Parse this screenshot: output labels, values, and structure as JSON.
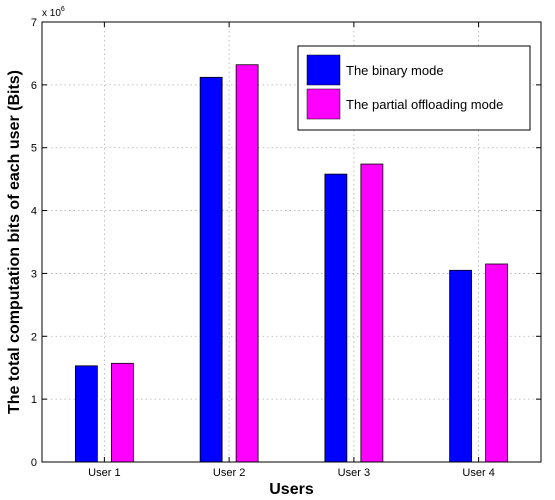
{
  "chart_data": {
    "type": "bar",
    "categories": [
      "User 1",
      "User 2",
      "User 3",
      "User 4"
    ],
    "series": [
      {
        "name": "The binary mode",
        "values": [
          1530000,
          6120000,
          4580000,
          3050000
        ],
        "color": "#0000ff"
      },
      {
        "name": "The partial offloading mode",
        "values": [
          1570000,
          6320000,
          4740000,
          3150000
        ],
        "color": "#ff00ff"
      }
    ],
    "xlabel": "Users",
    "ylabel": "The total computation bits of each user (Bits)",
    "ylim": [
      0,
      7000000
    ],
    "yticks": [
      "0",
      "1",
      "2",
      "3",
      "4",
      "5",
      "6",
      "7"
    ],
    "y_multiplier": {
      "base": "x 10",
      "exponent": "6"
    },
    "grid": true,
    "legend_position": "top-right"
  }
}
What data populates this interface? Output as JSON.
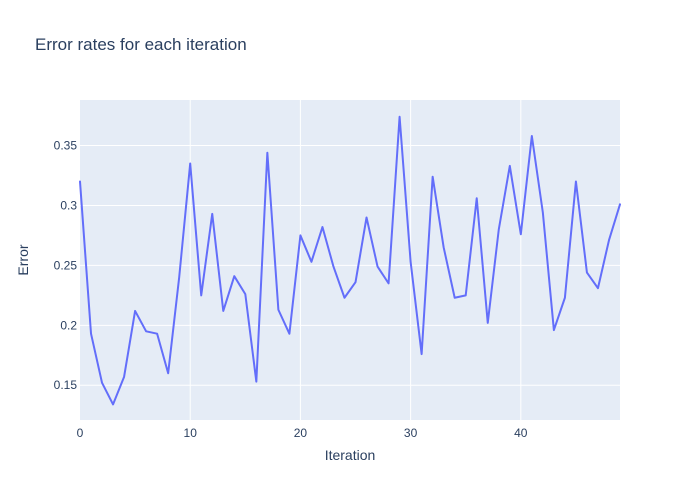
{
  "chart_data": {
    "type": "line",
    "title": "Error rates for each iteration",
    "xlabel": "Iteration",
    "ylabel": "Error",
    "xlim": [
      0,
      49
    ],
    "ylim": [
      0.121,
      0.388
    ],
    "xticks": [
      0,
      10,
      20,
      30,
      40
    ],
    "yticks": [
      0.15,
      0.2,
      0.25,
      0.3,
      0.35
    ],
    "xtick_labels": [
      "0",
      "10",
      "20",
      "30",
      "40"
    ],
    "ytick_labels": [
      "0.15",
      "0.2",
      "0.25",
      "0.3",
      "0.35"
    ],
    "grid": true,
    "plot_background": "#e5ecf6",
    "line_color": "#636efa",
    "series": [
      {
        "x": [
          0,
          1,
          2,
          3,
          4,
          5,
          6,
          7,
          8,
          9,
          10,
          11,
          12,
          13,
          14,
          15,
          16,
          17,
          18,
          19,
          20,
          21,
          22,
          23,
          24,
          25,
          26,
          27,
          28,
          29,
          30,
          31,
          32,
          33,
          34,
          35,
          36,
          37,
          38,
          39,
          40,
          41,
          42,
          43,
          44,
          45,
          46,
          47,
          48,
          49
        ],
        "values": [
          0.32,
          0.193,
          0.152,
          0.134,
          0.157,
          0.212,
          0.195,
          0.193,
          0.16,
          0.24,
          0.335,
          0.225,
          0.293,
          0.212,
          0.241,
          0.226,
          0.153,
          0.344,
          0.213,
          0.193,
          0.275,
          0.253,
          0.282,
          0.249,
          0.223,
          0.236,
          0.29,
          0.249,
          0.235,
          0.374,
          0.253,
          0.176,
          0.324,
          0.265,
          0.223,
          0.225,
          0.306,
          0.202,
          0.28,
          0.333,
          0.276,
          0.358,
          0.294,
          0.196,
          0.223,
          0.32,
          0.244,
          0.231,
          0.271,
          0.301
        ]
      }
    ]
  }
}
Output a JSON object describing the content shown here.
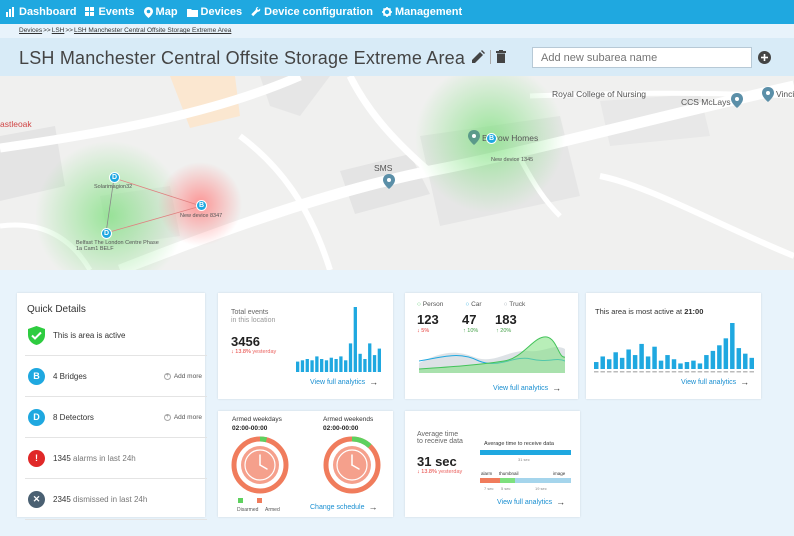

* _EXERCISE OBJECTIVE_: Of all the lines in the material above, how many contain the word "JSON"? Give only the count.

* _RIGHT ANSWER_: 3